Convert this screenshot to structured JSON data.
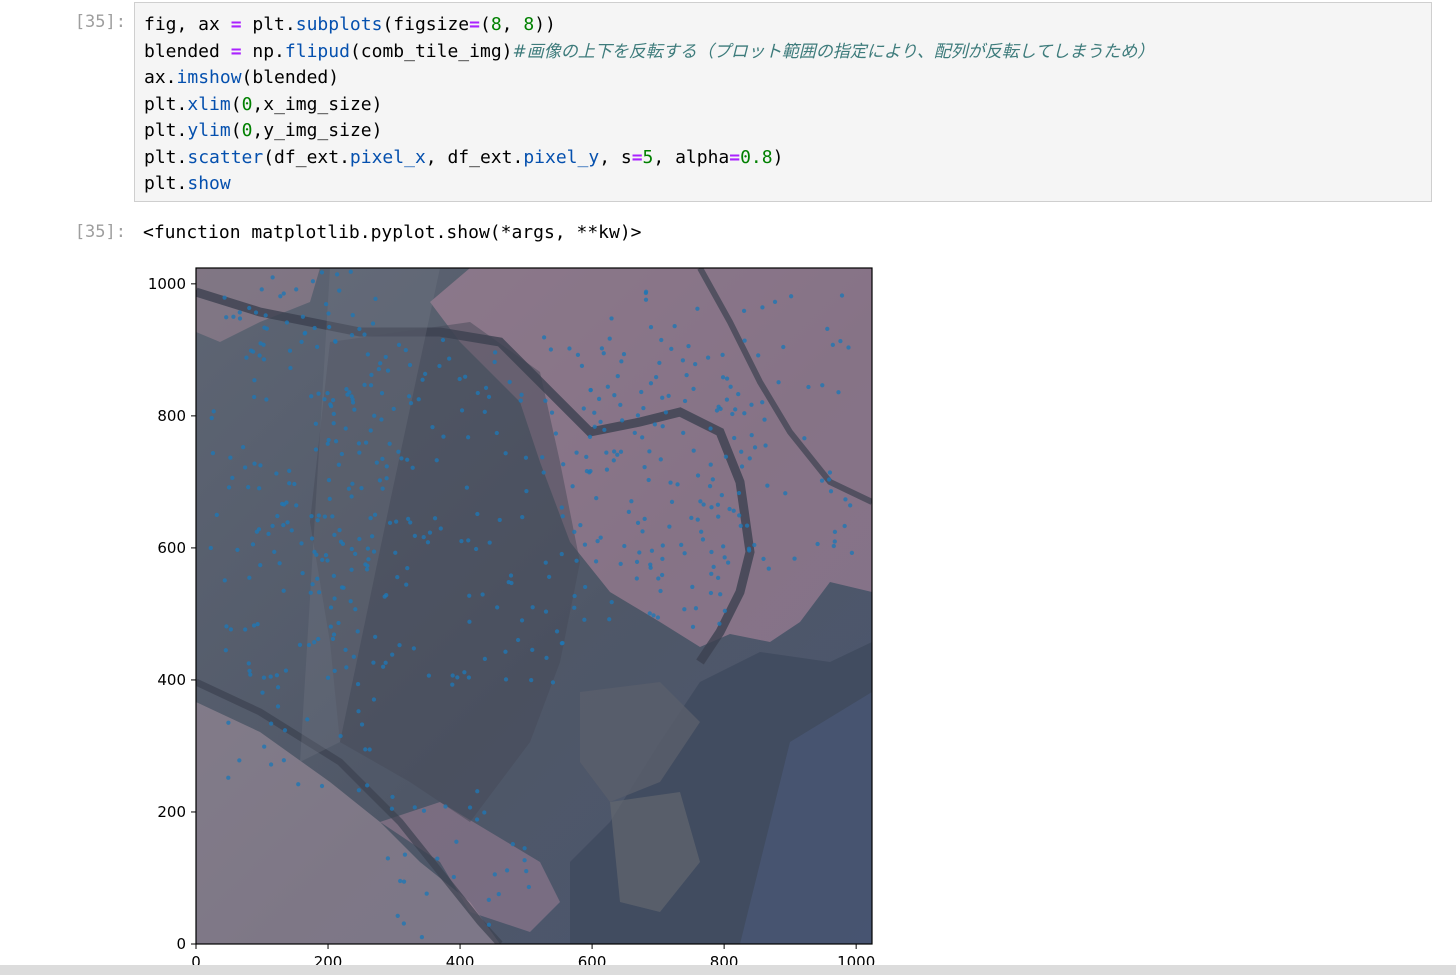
{
  "input_cell": {
    "prompt": "[35]:",
    "code_lines": [
      [
        [
          "fig, ax ",
          ""
        ],
        [
          "=",
          "op"
        ],
        [
          " plt.",
          ""
        ],
        [
          "subplots",
          "attr"
        ],
        [
          "(figsize",
          ""
        ],
        [
          "=",
          "op"
        ],
        [
          "(",
          ""
        ],
        [
          "8",
          "num"
        ],
        [
          ", ",
          ""
        ],
        [
          "8",
          "num"
        ],
        [
          "))",
          ""
        ]
      ],
      [
        [
          "blended ",
          ""
        ],
        [
          "=",
          "op"
        ],
        [
          " np.",
          ""
        ],
        [
          "flipud",
          "attr"
        ],
        [
          "(comb_tile_img)",
          ""
        ],
        [
          "#画像の上下を反転する（プロット範囲の指定により、配列が反転してしまうため）",
          "cmt"
        ]
      ],
      [
        [
          "ax.",
          ""
        ],
        [
          "imshow",
          "attr"
        ],
        [
          "(blended)",
          ""
        ]
      ],
      [
        [
          "plt.",
          ""
        ],
        [
          "xlim",
          "attr"
        ],
        [
          "(",
          ""
        ],
        [
          "0",
          "num"
        ],
        [
          ",x_img_size)",
          ""
        ]
      ],
      [
        [
          "plt.",
          ""
        ],
        [
          "ylim",
          "attr"
        ],
        [
          "(",
          ""
        ],
        [
          "0",
          "num"
        ],
        [
          ",y_img_size)",
          ""
        ]
      ],
      [
        [
          "plt.",
          ""
        ],
        [
          "scatter",
          "attr"
        ],
        [
          "(df_ext.",
          ""
        ],
        [
          "pixel_x",
          "attr"
        ],
        [
          ", df_ext.",
          ""
        ],
        [
          "pixel_y",
          "attr"
        ],
        [
          ", s",
          ""
        ],
        [
          "=",
          "op"
        ],
        [
          "5",
          "num"
        ],
        [
          ", alpha",
          ""
        ],
        [
          "=",
          "op"
        ],
        [
          "0.8",
          "num"
        ],
        [
          ")",
          ""
        ]
      ],
      [
        [
          "plt.",
          ""
        ],
        [
          "show",
          "attr"
        ]
      ]
    ]
  },
  "output_cell": {
    "prompt": "[35]:",
    "text": "<function matplotlib.pyplot.show(*args, **kw)>"
  },
  "chart_data": {
    "type": "scatter",
    "title": "",
    "xlabel": "",
    "ylabel": "",
    "xlim": [
      0,
      1024
    ],
    "ylim": [
      0,
      1024
    ],
    "xticks": [
      0,
      200,
      400,
      600,
      800,
      1000
    ],
    "yticks": [
      0,
      200,
      400,
      600,
      800,
      1000
    ],
    "background": "aerial image (blended satellite tile)",
    "marker_color": "#1f77b4",
    "marker_size": 5,
    "alpha": 0.8,
    "grid": false,
    "legend": "none",
    "clusters": [
      {
        "x": [
          20,
          290
        ],
        "y": [
          400,
          1020
        ],
        "density": 0.55
      },
      {
        "x": [
          80,
          330
        ],
        "y": [
          560,
          960
        ],
        "density": 0.35
      },
      {
        "x": [
          180,
          570
        ],
        "y": [
          390,
          920
        ],
        "density": 0.45
      },
      {
        "x": [
          570,
          820
        ],
        "y": [
          480,
          930
        ],
        "density": 0.7
      },
      {
        "x": [
          600,
          990
        ],
        "y": [
          560,
          1000
        ],
        "density": 0.35
      },
      {
        "x": [
          290,
          520
        ],
        "y": [
          10,
          240
        ],
        "density": 0.4
      },
      {
        "x": [
          0,
          280
        ],
        "y": [
          220,
          480
        ],
        "density": 0.3
      },
      {
        "x": [
          820,
          1000
        ],
        "y": [
          560,
          700
        ],
        "density": 0.3
      }
    ]
  }
}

---

• [YOUR INSTRUCTIONS] Will you set down the records word for word while leaving out every picture?

• [RESULT]
Convert this screenshot to structured JSON data.
{
  "input_cell": {
    "prompt": "[35]:",
    "code_lines": [
      [
        [
          "fig, ax ",
          ""
        ],
        [
          "=",
          "op"
        ],
        [
          " plt.",
          ""
        ],
        [
          "subplots",
          "attr"
        ],
        [
          "(figsize",
          ""
        ],
        [
          "=",
          "op"
        ],
        [
          "(",
          ""
        ],
        [
          "8",
          "num"
        ],
        [
          ", ",
          ""
        ],
        [
          "8",
          "num"
        ],
        [
          "))",
          ""
        ]
      ],
      [
        [
          "blended ",
          ""
        ],
        [
          "=",
          "op"
        ],
        [
          " np.",
          ""
        ],
        [
          "flipud",
          "attr"
        ],
        [
          "(comb_tile_img)",
          ""
        ],
        [
          "#画像の上下を反転する（プロット範囲の指定により、配列が反転してしまうため）",
          "cmt"
        ]
      ],
      [
        [
          "ax.",
          ""
        ],
        [
          "imshow",
          "attr"
        ],
        [
          "(blended)",
          ""
        ]
      ],
      [
        [
          "plt.",
          ""
        ],
        [
          "xlim",
          "attr"
        ],
        [
          "(",
          ""
        ],
        [
          "0",
          "num"
        ],
        [
          ",x_img_size)",
          ""
        ]
      ],
      [
        [
          "plt.",
          ""
        ],
        [
          "ylim",
          "attr"
        ],
        [
          "(",
          ""
        ],
        [
          "0",
          "num"
        ],
        [
          ",y_img_size)",
          ""
        ]
      ],
      [
        [
          "plt.",
          ""
        ],
        [
          "scatter",
          "attr"
        ],
        [
          "(df_ext.",
          ""
        ],
        [
          "pixel_x",
          "attr"
        ],
        [
          ", df_ext.",
          ""
        ],
        [
          "pixel_y",
          "attr"
        ],
        [
          ", s",
          ""
        ],
        [
          "=",
          "op"
        ],
        [
          "5",
          "num"
        ],
        [
          ", alpha",
          ""
        ],
        [
          "=",
          "op"
        ],
        [
          "0.8",
          "num"
        ],
        [
          ")",
          ""
        ]
      ],
      [
        [
          "plt.",
          ""
        ],
        [
          "show",
          "attr"
        ]
      ]
    ]
  },
  "output_cell": {
    "prompt": "[35]:",
    "text": "<function matplotlib.pyplot.show(*args, **kw)>"
  },
  "chart_data": {
    "type": "scatter",
    "title": "",
    "xlabel": "",
    "ylabel": "",
    "xlim": [
      0,
      1024
    ],
    "ylim": [
      0,
      1024
    ],
    "xticks": [
      0,
      200,
      400,
      600,
      800,
      1000
    ],
    "yticks": [
      0,
      200,
      400,
      600,
      800,
      1000
    ],
    "background": "aerial image (blended satellite tile)",
    "marker_color": "#1f77b4",
    "marker_size": 5,
    "alpha": 0.8,
    "grid": false,
    "legend": "none",
    "clusters": [
      {
        "x": [
          20,
          290
        ],
        "y": [
          400,
          1020
        ],
        "density": 0.55
      },
      {
        "x": [
          80,
          330
        ],
        "y": [
          560,
          960
        ],
        "density": 0.35
      },
      {
        "x": [
          180,
          570
        ],
        "y": [
          390,
          920
        ],
        "density": 0.45
      },
      {
        "x": [
          570,
          820
        ],
        "y": [
          480,
          930
        ],
        "density": 0.7
      },
      {
        "x": [
          600,
          990
        ],
        "y": [
          560,
          1000
        ],
        "density": 0.35
      },
      {
        "x": [
          290,
          520
        ],
        "y": [
          10,
          240
        ],
        "density": 0.4
      },
      {
        "x": [
          0,
          280
        ],
        "y": [
          220,
          480
        ],
        "density": 0.3
      },
      {
        "x": [
          820,
          1000
        ],
        "y": [
          560,
          700
        ],
        "density": 0.3
      }
    ]
  }
}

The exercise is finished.